# What is asked
Please print the full listing exactly.
========================================================================
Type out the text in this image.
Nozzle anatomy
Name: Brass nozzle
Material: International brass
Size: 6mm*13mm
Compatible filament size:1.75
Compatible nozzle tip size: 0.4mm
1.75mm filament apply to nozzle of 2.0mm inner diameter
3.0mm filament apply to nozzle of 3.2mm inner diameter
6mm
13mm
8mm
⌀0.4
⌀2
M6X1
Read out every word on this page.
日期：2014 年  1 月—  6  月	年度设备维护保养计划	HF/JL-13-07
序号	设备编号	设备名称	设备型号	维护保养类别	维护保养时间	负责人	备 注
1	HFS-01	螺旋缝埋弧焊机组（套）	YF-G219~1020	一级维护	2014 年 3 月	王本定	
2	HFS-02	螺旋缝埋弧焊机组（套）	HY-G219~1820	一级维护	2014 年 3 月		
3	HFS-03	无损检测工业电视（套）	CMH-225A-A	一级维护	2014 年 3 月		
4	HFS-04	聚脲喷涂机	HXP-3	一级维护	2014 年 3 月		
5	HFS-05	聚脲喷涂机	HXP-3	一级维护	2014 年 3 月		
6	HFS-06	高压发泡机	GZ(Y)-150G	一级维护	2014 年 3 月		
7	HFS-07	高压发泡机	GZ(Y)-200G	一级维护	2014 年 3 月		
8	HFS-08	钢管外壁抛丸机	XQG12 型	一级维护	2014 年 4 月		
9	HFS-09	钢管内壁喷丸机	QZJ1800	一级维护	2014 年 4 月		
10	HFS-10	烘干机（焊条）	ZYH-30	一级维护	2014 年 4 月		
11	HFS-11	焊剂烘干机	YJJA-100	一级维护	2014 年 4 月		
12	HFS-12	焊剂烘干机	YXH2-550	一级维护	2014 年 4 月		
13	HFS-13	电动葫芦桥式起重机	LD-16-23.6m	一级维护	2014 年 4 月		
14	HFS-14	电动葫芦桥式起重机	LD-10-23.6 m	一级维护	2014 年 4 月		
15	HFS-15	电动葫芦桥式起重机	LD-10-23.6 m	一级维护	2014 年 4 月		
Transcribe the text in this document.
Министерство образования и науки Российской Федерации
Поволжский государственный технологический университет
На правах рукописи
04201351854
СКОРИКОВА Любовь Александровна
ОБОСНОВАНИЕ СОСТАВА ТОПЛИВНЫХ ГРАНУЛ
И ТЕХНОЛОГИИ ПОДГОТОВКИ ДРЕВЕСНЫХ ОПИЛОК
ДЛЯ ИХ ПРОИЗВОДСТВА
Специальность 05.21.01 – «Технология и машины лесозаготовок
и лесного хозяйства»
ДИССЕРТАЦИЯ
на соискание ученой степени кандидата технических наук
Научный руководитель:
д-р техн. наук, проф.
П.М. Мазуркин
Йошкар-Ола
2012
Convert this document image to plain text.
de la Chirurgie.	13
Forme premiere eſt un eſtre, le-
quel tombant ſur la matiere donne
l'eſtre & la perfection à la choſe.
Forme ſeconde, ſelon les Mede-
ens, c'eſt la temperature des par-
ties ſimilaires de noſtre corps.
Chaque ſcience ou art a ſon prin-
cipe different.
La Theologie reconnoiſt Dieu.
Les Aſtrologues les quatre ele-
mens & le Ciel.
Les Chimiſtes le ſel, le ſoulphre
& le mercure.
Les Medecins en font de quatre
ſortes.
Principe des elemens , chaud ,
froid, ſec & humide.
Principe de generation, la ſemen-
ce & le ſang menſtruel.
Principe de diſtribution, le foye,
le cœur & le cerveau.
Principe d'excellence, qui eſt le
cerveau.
========================================================================
# Exercise output
Type out the text in this image.
Nozzle anatomy
Name: Brass nozzle
Material: International brass
Size: 6mm*13mm
Compatible filament size:1.75
Compatible nozzle tip size: 0.4mm
1.75mm filament apply to nozzle of 2.0mm inner diameter
3.0mm filament apply to nozzle of 3.2mm inner diameter
6mm
13mm
8mm
⌀0.4
⌀2
M6X1
Read out every word on this page.
日期：2014 年  1 月—  6  月	年度设备维护保养计划	HF/JL-13-07
序号	设备编号	设备名称	设备型号	维护保养类别	维护保养时间	负责人	备 注
1	HFS-01	螺旋缝埋弧焊机组（套）	YF-G219~1020	一级维护	2014 年 3 月	王本定	
2	HFS-02	螺旋缝埋弧焊机组（套）	HY-G219~1820	一级维护	2014 年 3 月		
3	HFS-03	无损检测工业电视（套）	CMH-225A-A	一级维护	2014 年 3 月		
4	HFS-04	聚脲喷涂机	HXP-3	一级维护	2014 年 3 月		
5	HFS-05	聚脲喷涂机	HXP-3	一级维护	2014 年 3 月		
6	HFS-06	高压发泡机	GZ(Y)-150G	一级维护	2014 年 3 月		
7	HFS-07	高压发泡机	GZ(Y)-200G	一级维护	2014 年 3 月		
8	HFS-08	钢管外壁抛丸机	XQG12 型	一级维护	2014 年 4 月		
9	HFS-09	钢管内壁喷丸机	QZJ1800	一级维护	2014 年 4 月		
10	HFS-10	烘干机（焊条）	ZYH-30	一级维护	2014 年 4 月		
11	HFS-11	焊剂烘干机	YJJA-100	一级维护	2014 年 4 月		
12	HFS-12	焊剂烘干机	YXH2-550	一级维护	2014 年 4 月		
13	HFS-13	电动葫芦桥式起重机	LD-16-23.6m	一级维护	2014 年 4 月		
14	HFS-14	电动葫芦桥式起重机	LD-10-23.6 m	一级维护	2014 年 4 月		
15	HFS-15	电动葫芦桥式起重机	LD-10-23.6 m	一级维护	2014 年 4 月		
Transcribe the text in this document.
Министерство образования и науки Российской Федерации
Поволжский государственный технологический университет
На правах рукописи
04201351854
СКОРИКОВА Любовь Александровна
ОБОСНОВАНИЕ СОСТАВА ТОПЛИВНЫХ ГРАНУЛ
И ТЕХНОЛОГИИ ПОДГОТОВКИ ДРЕВЕСНЫХ ОПИЛОК
ДЛЯ ИХ ПРОИЗВОДСТВА
Специальность 05.21.01 – «Технология и машины лесозаготовок
и лесного хозяйства»
ДИССЕРТАЦИЯ
на соискание ученой степени кандидата технических наук
Научный руководитель:
д-р техн. наук, проф.
П.М. Мазуркин
Йошкар-Ола
2012
Convert this document image to plain text.
de la Chirurgie.	13
Forme premiere eſt un eſtre, le-
quel tombant ſur la matiere donne
l'eſtre & la perfection à la choſe.
Forme ſeconde, ſelon les Mede-
ens, c'eſt la temperature des par-
ties ſimilaires de noſtre corps.
Chaque ſcience ou art a ſon prin-
cipe different.
La Theologie reconnoiſt Dieu.
Les Aſtrologues les quatre ele-
mens & le Ciel.
Les Chimiſtes le ſel, le ſoulphre
& le mercure.
Les Medecins en font de quatre
ſortes.
Principe des elemens , chaud ,
froid, ſec & humide.
Principe de generation, la ſemen-
ce & le ſang menſtruel.
Principe de diſtribution, le foye,
le cœur & le cerveau.
Principe d'excellence, qui eſt le
cerveau.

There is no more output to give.